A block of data
┄┄┄┄┄┄┄┄┄┄
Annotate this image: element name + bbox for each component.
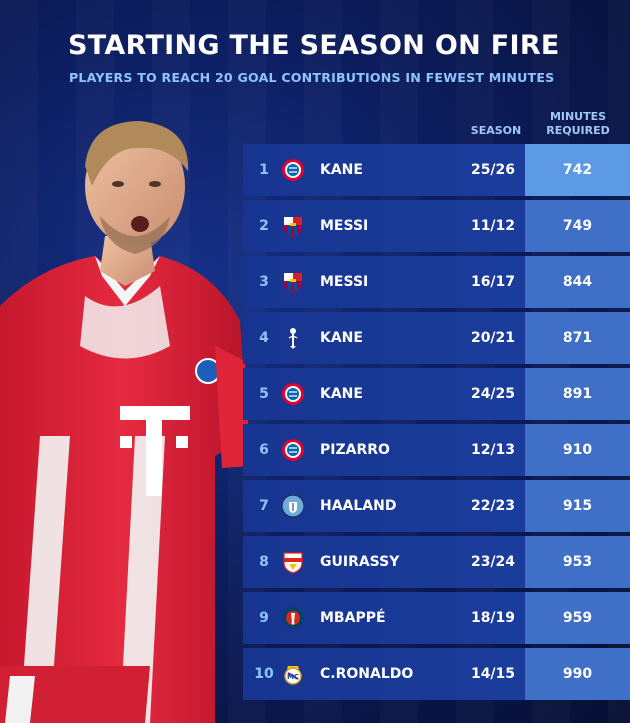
table-row: 2 MESSI 11/12 749 [243, 200, 630, 252]
player-name: MESSI [320, 274, 369, 290]
minutes-cell-bg [525, 592, 630, 644]
minutes-value: 749 [562, 218, 593, 234]
player-name: KANE [320, 330, 363, 346]
player-name: MBAPPÉ [320, 610, 386, 626]
rank-number: 3 [259, 274, 269, 290]
page-title: STARTING THE SEASON ON FIRE [68, 30, 560, 61]
minutes-cell-bg [525, 200, 630, 252]
rank-number: 8 [259, 554, 269, 570]
table-row: 4 KANE 20/21 871 [243, 312, 630, 364]
table-row: 9 MBAPPÉ 18/19 959 [243, 592, 630, 644]
minutes-cell-bg [525, 424, 630, 476]
rank-number: 4 [259, 330, 269, 346]
minutes-value: 915 [562, 498, 593, 514]
stuttgart-badge-icon [281, 550, 305, 574]
minutes-cell-bg [525, 648, 630, 700]
page-subtitle: PLAYERS TO REACH 20 GOAL CONTRIBUTIONS I… [69, 70, 555, 85]
player-name: PIZARRO [320, 442, 390, 458]
rank-number: 5 [259, 386, 269, 402]
minutes-column-header: MINUTES REQUIRED [546, 110, 610, 137]
season-value: 12/13 [470, 442, 516, 458]
season-value: 24/25 [470, 386, 516, 402]
season-value: 11/12 [470, 218, 516, 234]
table-row: 6 PIZARRO 12/13 910 [243, 424, 630, 476]
bayern-munich-badge-icon [281, 382, 305, 406]
rank-number: 1 [259, 162, 269, 178]
season-value: 23/24 [470, 554, 516, 570]
barcelona-badge-icon [281, 270, 305, 294]
player-name: C.RONALDO [320, 666, 414, 682]
bayern-munich-badge-icon [281, 158, 305, 182]
rank-number: 9 [259, 610, 269, 626]
season-value: 18/19 [470, 610, 516, 626]
real-madrid-badge-icon [281, 662, 305, 686]
table-row: 7 HAALAND 22/23 915 [243, 480, 630, 532]
season-value: 20/21 [470, 330, 516, 346]
table-row: 10 C.RONALDO 14/15 990 [243, 648, 630, 700]
tottenham-badge-icon [281, 326, 305, 350]
player-photo [0, 121, 250, 723]
minutes-value: 891 [562, 386, 593, 402]
minutes-cell-bg [525, 368, 630, 420]
player-name: KANE [320, 386, 363, 402]
minutes-value: 910 [562, 442, 593, 458]
table-row: 3 MESSI 16/17 844 [243, 256, 630, 308]
rank-number: 10 [254, 666, 274, 682]
season-value: 25/26 [470, 162, 516, 178]
barcelona-badge-icon [281, 214, 305, 238]
manchester-city-badge-icon [281, 494, 305, 518]
season-value: 14/15 [470, 666, 516, 682]
player-name: MESSI [320, 218, 369, 234]
minutes-value: 742 [562, 162, 593, 178]
minutes-value: 953 [562, 554, 593, 570]
table-row: 5 KANE 24/25 891 [243, 368, 630, 420]
player-name: HAALAND [320, 498, 397, 514]
player-name: GUIRASSY [320, 554, 400, 570]
season-column-header: SEASON [470, 124, 522, 137]
minutes-value: 959 [562, 610, 593, 626]
minutes-cell-bg [525, 256, 630, 308]
table-row: 8 GUIRASSY 23/24 953 [243, 536, 630, 588]
minutes-value: 871 [562, 330, 593, 346]
minutes-cell-bg [525, 536, 630, 588]
rank-number: 2 [259, 218, 269, 234]
minutes-cell-bg [525, 312, 630, 364]
season-value: 22/23 [470, 498, 516, 514]
minutes-cell-bg [525, 144, 630, 196]
minutes-value: 990 [562, 666, 593, 682]
player-name: KANE [320, 162, 363, 178]
season-value: 16/17 [470, 274, 516, 290]
table-row: 1 KANE 25/26 742 [243, 144, 630, 196]
psg-badge-icon [281, 606, 305, 630]
bayern-munich-badge-icon [281, 438, 305, 462]
rank-number: 7 [259, 498, 269, 514]
minutes-cell-bg [525, 480, 630, 532]
minutes-value: 844 [562, 274, 593, 290]
rank-number: 6 [259, 442, 269, 458]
┄┄┄┄┄┄┄┄┄┄
Your instructions> Reproduce the stretch of the listing from the line containing "table-row: 2 MESSI" through the line containing "player-name: GUIRASSY [320, 554, 400, 570]", switching "player-name" to "player-label" wherever it occurs and leaving everything else unchanged. Give only those lines.

Written reply>
table-row: 2 MESSI 11/12 749 [243, 200, 630, 252]
player-label: MESSI [320, 274, 369, 290]
minutes-cell-bg [525, 592, 630, 644]
minutes-value: 749 [562, 218, 593, 234]
player-label: KANE [320, 330, 363, 346]
player-label: MBAPPÉ [320, 610, 386, 626]
rank-number: 3 [259, 274, 269, 290]
page-title: STARTING THE SEASON ON FIRE [68, 30, 560, 61]
minutes-cell-bg [525, 200, 630, 252]
rank-number: 8 [259, 554, 269, 570]
table-row: 4 KANE 20/21 871 [243, 312, 630, 364]
table-row: 9 MBAPPÉ 18/19 959 [243, 592, 630, 644]
minutes-cell-bg [525, 424, 630, 476]
rank-number: 4 [259, 330, 269, 346]
minutes-value: 915 [562, 498, 593, 514]
stuttgart-badge-icon [281, 550, 305, 574]
minutes-cell-bg [525, 648, 630, 700]
page-subtitle: PLAYERS TO REACH 20 GOAL CONTRIBUTIONS I… [69, 70, 555, 85]
player-label: PIZARRO [320, 442, 390, 458]
rank-number: 5 [259, 386, 269, 402]
minutes-column-header: MINUTES REQUIRED [546, 110, 610, 137]
season-value: 12/13 [470, 442, 516, 458]
season-value: 24/25 [470, 386, 516, 402]
season-value: 11/12 [470, 218, 516, 234]
table-row: 6 PIZARRO 12/13 910 [243, 424, 630, 476]
bayern-munich-badge-icon [281, 382, 305, 406]
rank-number: 1 [259, 162, 269, 178]
season-value: 23/24 [470, 554, 516, 570]
barcelona-badge-icon [281, 270, 305, 294]
player-label: C.RONALDO [320, 666, 414, 682]
bayern-munich-badge-icon [281, 158, 305, 182]
rank-number: 9 [259, 610, 269, 626]
season-value: 18/19 [470, 610, 516, 626]
real-madrid-badge-icon [281, 662, 305, 686]
table-row: 7 HAALAND 22/23 915 [243, 480, 630, 532]
season-value: 20/21 [470, 330, 516, 346]
table-row: 10 C.RONALDO 14/15 990 [243, 648, 630, 700]
tottenham-badge-icon [281, 326, 305, 350]
player-photo [0, 121, 250, 723]
minutes-value: 891 [562, 386, 593, 402]
minutes-cell-bg [525, 368, 630, 420]
player-label: KANE [320, 386, 363, 402]
minutes-value: 910 [562, 442, 593, 458]
table-row: 3 MESSI 16/17 844 [243, 256, 630, 308]
rank-number: 10 [254, 666, 274, 682]
season-value: 25/26 [470, 162, 516, 178]
barcelona-badge-icon [281, 214, 305, 238]
manchester-city-badge-icon [281, 494, 305, 518]
season-value: 14/15 [470, 666, 516, 682]
player-label: MESSI [320, 218, 369, 234]
minutes-value: 742 [562, 162, 593, 178]
minutes-value: 953 [562, 554, 593, 570]
table-row: 5 KANE 24/25 891 [243, 368, 630, 420]
player-label: HAALAND [320, 498, 397, 514]
player-label: GUIRASSY [320, 554, 400, 570]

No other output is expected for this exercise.